▶ **Supplied information**:
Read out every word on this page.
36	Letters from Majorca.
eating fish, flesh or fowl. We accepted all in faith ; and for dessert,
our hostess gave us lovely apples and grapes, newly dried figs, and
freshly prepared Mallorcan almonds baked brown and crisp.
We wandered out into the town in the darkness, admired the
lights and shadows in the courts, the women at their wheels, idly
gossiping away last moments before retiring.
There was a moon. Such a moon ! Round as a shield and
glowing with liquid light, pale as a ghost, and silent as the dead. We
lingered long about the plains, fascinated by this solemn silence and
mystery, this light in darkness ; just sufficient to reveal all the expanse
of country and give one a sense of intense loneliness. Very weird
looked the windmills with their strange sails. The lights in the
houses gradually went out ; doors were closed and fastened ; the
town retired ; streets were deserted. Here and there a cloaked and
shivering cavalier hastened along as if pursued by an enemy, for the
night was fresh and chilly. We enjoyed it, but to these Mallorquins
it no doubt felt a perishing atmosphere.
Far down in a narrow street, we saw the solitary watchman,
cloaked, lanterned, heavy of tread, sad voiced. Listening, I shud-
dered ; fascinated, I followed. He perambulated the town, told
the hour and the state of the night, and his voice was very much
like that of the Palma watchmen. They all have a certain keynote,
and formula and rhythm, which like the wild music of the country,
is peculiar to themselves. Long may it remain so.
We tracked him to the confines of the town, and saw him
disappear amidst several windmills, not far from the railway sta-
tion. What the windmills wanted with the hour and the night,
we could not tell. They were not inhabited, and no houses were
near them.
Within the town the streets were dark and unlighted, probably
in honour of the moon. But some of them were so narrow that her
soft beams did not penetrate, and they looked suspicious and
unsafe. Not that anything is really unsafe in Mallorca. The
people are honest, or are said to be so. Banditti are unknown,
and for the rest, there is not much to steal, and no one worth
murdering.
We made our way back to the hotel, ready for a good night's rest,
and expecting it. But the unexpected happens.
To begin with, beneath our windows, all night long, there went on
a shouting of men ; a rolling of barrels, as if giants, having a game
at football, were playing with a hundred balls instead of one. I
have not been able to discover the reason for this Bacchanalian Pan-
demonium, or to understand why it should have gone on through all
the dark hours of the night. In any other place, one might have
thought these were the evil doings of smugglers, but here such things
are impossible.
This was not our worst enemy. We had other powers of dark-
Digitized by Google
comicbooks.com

▶ **Task prompt**: Extract the complete listing verbatim.

▶ **Completed exercise**:
Read out every word on this page.
36	Letters from Majorca.
eating fish, flesh or fowl. We accepted all in faith ; and for dessert,
our hostess gave us lovely apples and grapes, newly dried figs, and
freshly prepared Mallorcan almonds baked brown and crisp.
We wandered out into the town in the darkness, admired the
lights and shadows in the courts, the women at their wheels, idly
gossiping away last moments before retiring.
There was a moon. Such a moon ! Round as a shield and
glowing with liquid light, pale as a ghost, and silent as the dead. We
lingered long about the plains, fascinated by this solemn silence and
mystery, this light in darkness ; just sufficient to reveal all the expanse
of country and give one a sense of intense loneliness. Very weird
looked the windmills with their strange sails. The lights in the
houses gradually went out ; doors were closed and fastened ; the
town retired ; streets were deserted. Here and there a cloaked and
shivering cavalier hastened along as if pursued by an enemy, for the
night was fresh and chilly. We enjoyed it, but to these Mallorquins
it no doubt felt a perishing atmosphere.
Far down in a narrow street, we saw the solitary watchman,
cloaked, lanterned, heavy of tread, sad voiced. Listening, I shud-
dered ; fascinated, I followed. He perambulated the town, told
the hour and the state of the night, and his voice was very much
like that of the Palma watchmen. They all have a certain keynote,
and formula and rhythm, which like the wild music of the country,
is peculiar to themselves. Long may it remain so.
We tracked him to the confines of the town, and saw him
disappear amidst several windmills, not far from the railway sta-
tion. What the windmills wanted with the hour and the night,
we could not tell. They were not inhabited, and no houses were
near them.
Within the town the streets were dark and unlighted, probably
in honour of the moon. But some of them were so narrow that her
soft beams did not penetrate, and they looked suspicious and
unsafe. Not that anything is really unsafe in Mallorca. The
people are honest, or are said to be so. Banditti are unknown,
and for the rest, there is not much to steal, and no one worth
murdering.
We made our way back to the hotel, ready for a good night's rest,
and expecting it. But the unexpected happens.
To begin with, beneath our windows, all night long, there went on
a shouting of men ; a rolling of barrels, as if giants, having a game
at football, were playing with a hundred balls instead of one. I
have not been able to discover the reason for this Bacchanalian Pan-
demonium, or to understand why it should have gone on through all
the dark hours of the night. In any other place, one might have
thought these were the evil doings of smugglers, but here such things
are impossible.
This was not our worst enemy. We had other powers of dark-
Digitized by Google
comicbooks.com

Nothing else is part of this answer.